Each line containing the word "working" should be found and copied.

:: Available records

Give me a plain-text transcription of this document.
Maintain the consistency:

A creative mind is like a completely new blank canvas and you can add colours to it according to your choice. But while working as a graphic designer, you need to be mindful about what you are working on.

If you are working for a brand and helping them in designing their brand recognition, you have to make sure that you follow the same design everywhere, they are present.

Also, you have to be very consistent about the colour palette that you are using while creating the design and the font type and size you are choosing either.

::::

**The output**
A creative mind is like a completely new blank canvas and you can add colours to it according to your choice. But while working as a graphic designer, you need to be mindful about what you are working on.
If you are working for a brand and helping them in designing their brand recognition, you have to make sure that you follow the same design everywhere, they are present.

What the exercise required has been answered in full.